Directive: In the records below, pick out all lines containing the word "image".

Records supplied:

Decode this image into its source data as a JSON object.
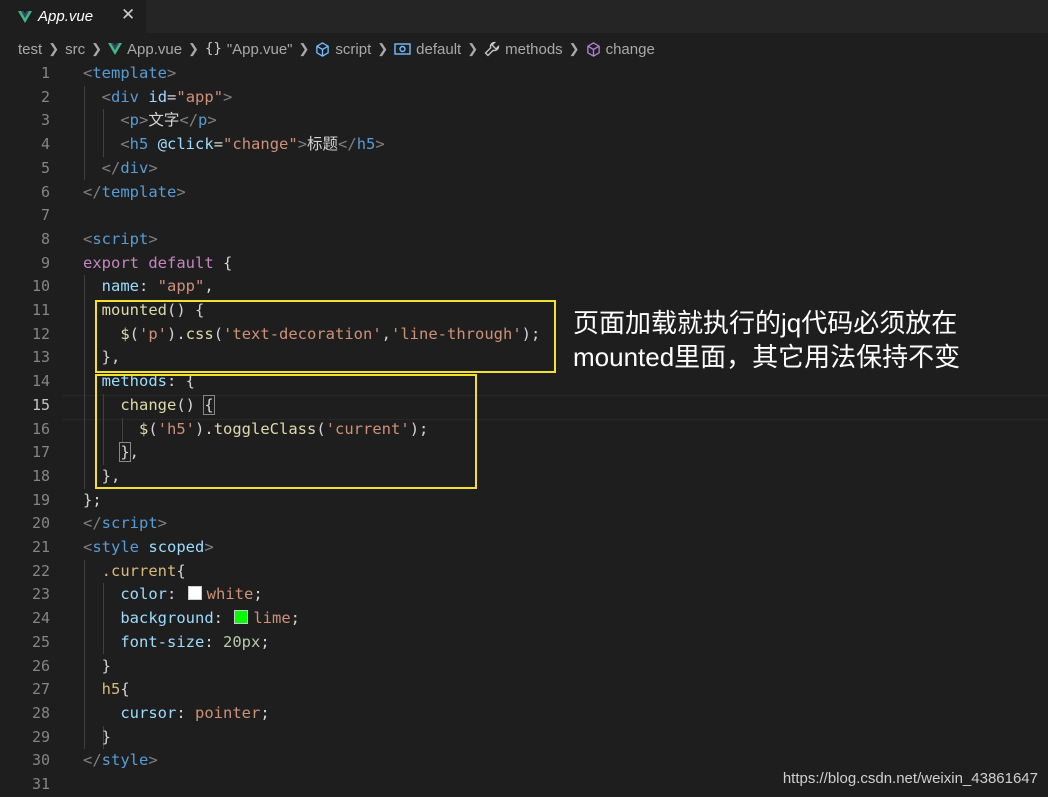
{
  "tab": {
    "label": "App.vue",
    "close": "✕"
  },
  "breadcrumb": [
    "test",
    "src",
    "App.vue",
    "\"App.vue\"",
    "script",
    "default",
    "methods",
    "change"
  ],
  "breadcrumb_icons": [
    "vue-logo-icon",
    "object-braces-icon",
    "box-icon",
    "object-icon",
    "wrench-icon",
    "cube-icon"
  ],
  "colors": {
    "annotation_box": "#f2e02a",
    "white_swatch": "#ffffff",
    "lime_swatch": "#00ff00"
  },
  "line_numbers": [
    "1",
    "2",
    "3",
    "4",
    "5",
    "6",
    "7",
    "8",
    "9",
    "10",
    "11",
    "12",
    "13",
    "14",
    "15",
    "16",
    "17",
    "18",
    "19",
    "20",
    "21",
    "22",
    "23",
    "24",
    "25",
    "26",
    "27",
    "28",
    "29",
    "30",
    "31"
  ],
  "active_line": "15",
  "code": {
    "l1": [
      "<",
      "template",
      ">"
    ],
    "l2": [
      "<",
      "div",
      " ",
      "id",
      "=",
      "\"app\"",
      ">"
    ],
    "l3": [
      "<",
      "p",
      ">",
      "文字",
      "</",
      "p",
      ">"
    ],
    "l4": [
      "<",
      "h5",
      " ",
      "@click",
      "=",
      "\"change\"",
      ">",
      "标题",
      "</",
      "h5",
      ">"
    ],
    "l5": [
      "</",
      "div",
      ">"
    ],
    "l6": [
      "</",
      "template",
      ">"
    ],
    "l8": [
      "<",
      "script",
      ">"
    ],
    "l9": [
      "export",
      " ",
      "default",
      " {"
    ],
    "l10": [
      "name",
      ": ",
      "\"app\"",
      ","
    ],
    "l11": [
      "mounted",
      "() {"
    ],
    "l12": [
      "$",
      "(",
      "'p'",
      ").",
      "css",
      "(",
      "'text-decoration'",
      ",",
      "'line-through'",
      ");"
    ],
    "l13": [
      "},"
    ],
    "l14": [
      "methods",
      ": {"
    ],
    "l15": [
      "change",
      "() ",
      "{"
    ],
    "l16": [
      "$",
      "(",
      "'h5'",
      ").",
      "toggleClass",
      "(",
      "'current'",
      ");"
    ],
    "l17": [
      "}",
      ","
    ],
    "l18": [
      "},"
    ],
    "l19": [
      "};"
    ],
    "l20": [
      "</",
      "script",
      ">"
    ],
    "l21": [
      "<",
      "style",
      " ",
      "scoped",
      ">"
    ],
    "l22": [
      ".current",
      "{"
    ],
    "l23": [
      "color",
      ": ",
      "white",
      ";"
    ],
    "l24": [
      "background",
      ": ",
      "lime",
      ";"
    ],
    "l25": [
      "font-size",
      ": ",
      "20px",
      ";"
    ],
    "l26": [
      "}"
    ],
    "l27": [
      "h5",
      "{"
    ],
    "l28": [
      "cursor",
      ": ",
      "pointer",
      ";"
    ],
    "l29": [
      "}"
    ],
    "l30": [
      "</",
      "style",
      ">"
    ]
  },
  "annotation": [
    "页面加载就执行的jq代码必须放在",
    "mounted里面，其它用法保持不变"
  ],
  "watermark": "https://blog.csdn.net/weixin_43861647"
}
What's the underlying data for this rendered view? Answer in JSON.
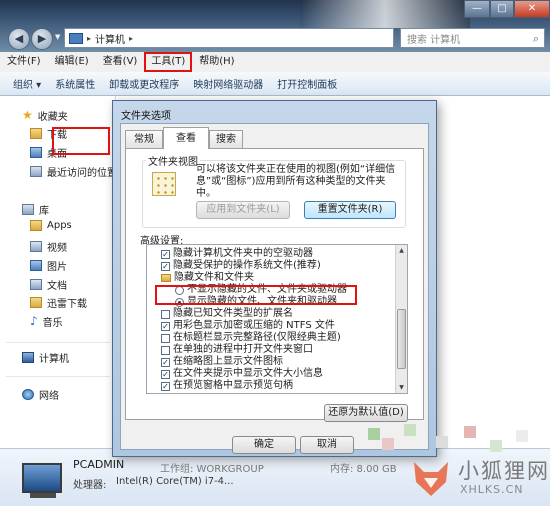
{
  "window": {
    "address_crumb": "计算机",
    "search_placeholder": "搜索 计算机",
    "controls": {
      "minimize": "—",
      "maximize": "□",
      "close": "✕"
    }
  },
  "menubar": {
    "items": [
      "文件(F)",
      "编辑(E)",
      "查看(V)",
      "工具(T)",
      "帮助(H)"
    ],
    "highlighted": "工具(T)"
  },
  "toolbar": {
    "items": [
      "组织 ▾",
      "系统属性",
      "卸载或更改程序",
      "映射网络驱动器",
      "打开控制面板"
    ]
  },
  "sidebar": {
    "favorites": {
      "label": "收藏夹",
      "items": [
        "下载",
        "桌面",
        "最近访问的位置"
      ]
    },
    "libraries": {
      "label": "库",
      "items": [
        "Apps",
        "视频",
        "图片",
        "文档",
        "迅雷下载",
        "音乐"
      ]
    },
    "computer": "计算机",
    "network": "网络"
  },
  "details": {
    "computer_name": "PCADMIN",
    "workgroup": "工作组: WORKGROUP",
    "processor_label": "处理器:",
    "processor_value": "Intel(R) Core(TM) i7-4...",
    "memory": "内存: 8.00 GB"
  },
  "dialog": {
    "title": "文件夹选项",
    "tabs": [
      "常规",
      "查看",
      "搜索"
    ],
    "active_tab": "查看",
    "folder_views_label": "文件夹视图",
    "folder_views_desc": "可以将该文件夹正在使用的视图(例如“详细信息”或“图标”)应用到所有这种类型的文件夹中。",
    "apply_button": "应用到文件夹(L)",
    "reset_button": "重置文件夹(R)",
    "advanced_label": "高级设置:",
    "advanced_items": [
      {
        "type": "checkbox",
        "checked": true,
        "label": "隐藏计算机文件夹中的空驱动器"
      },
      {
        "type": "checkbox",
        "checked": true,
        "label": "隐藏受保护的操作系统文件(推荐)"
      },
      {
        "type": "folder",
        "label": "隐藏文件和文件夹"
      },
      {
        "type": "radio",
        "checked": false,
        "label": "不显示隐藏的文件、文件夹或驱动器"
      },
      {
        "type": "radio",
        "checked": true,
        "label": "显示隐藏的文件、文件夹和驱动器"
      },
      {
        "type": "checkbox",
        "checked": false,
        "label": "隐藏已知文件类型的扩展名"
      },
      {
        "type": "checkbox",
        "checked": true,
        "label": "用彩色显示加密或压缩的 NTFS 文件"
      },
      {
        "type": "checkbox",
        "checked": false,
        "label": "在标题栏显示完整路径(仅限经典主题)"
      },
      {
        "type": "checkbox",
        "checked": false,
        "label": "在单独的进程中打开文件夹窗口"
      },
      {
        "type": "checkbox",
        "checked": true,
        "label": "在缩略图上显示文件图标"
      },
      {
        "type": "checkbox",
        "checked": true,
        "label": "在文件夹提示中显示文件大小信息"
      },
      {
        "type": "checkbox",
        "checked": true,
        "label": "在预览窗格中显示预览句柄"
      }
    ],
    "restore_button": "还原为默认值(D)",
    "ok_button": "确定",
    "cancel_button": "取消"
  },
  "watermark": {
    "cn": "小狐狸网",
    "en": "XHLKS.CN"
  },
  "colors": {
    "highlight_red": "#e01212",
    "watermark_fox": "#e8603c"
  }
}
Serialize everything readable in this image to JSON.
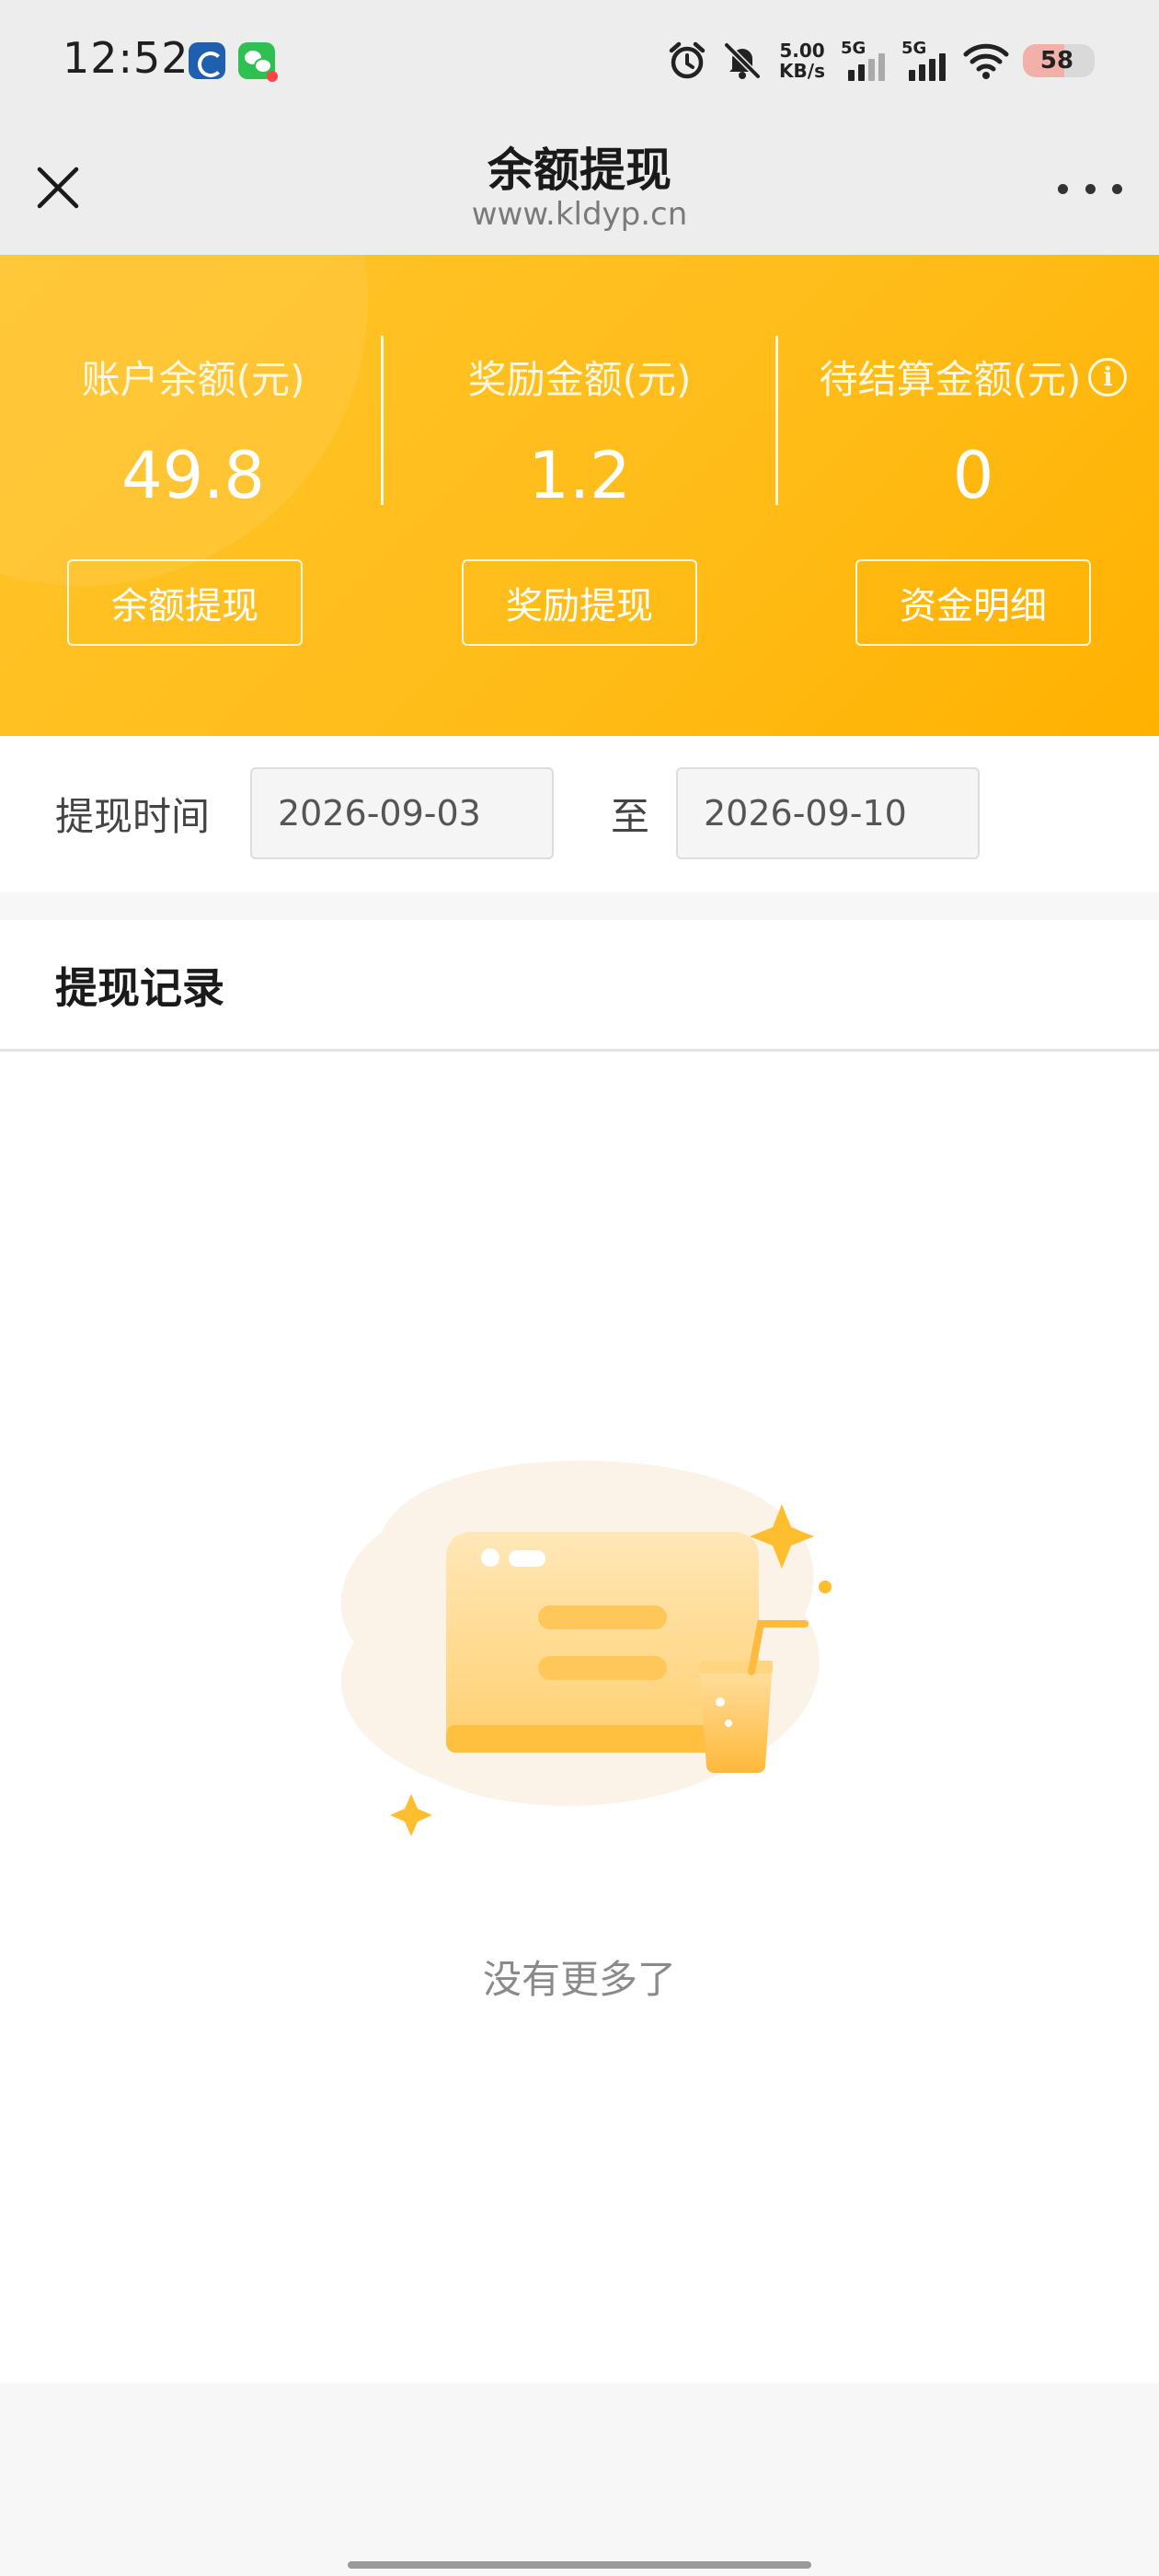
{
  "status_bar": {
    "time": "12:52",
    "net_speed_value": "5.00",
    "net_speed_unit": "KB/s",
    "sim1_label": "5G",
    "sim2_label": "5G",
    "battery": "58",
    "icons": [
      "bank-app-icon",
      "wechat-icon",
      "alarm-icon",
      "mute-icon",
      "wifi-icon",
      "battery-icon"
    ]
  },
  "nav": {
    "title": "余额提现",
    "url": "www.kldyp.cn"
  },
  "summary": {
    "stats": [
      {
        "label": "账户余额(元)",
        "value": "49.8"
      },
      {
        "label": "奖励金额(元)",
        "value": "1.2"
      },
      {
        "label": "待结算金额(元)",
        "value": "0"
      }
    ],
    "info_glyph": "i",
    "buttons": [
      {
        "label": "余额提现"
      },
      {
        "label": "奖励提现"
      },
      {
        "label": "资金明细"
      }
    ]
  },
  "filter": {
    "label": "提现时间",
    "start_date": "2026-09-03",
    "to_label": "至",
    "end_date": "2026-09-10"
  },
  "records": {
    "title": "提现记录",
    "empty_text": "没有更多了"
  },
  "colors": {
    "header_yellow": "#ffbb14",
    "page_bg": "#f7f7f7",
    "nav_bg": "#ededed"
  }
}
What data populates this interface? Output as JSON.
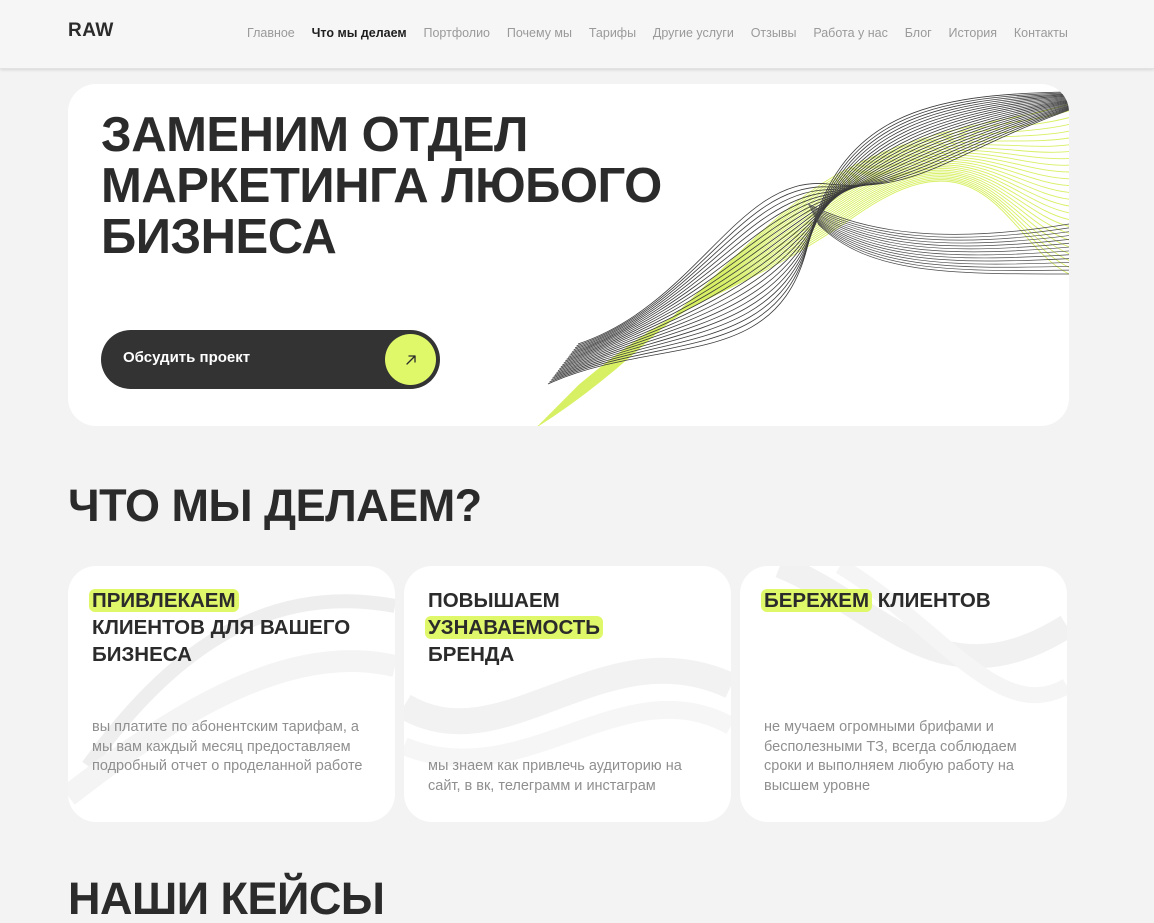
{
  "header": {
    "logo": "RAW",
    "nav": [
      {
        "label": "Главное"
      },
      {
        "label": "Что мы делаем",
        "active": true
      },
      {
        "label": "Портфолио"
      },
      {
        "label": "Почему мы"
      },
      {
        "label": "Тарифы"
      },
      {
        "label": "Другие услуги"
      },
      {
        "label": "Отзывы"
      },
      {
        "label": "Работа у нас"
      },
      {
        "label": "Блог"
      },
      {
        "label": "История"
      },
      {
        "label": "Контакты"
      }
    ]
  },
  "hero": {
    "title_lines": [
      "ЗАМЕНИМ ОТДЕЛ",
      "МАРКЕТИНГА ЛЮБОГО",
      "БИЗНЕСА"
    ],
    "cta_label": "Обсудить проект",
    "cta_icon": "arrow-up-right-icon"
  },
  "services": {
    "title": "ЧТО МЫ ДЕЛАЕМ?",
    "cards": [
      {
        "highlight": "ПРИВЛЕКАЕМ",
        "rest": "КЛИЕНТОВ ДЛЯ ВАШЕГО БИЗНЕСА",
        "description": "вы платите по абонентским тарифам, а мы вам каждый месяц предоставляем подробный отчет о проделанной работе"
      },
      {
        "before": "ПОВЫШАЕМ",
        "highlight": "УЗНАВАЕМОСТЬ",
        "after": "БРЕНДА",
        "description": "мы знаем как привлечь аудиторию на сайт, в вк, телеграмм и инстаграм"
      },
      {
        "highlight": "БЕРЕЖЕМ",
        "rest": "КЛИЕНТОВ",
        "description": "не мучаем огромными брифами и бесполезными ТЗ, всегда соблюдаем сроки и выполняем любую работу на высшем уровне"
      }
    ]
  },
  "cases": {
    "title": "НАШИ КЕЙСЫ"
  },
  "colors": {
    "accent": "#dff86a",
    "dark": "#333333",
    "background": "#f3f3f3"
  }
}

Result:
Decode this image into its source data as a JSON object.
Serialize everything readable in this image to JSON.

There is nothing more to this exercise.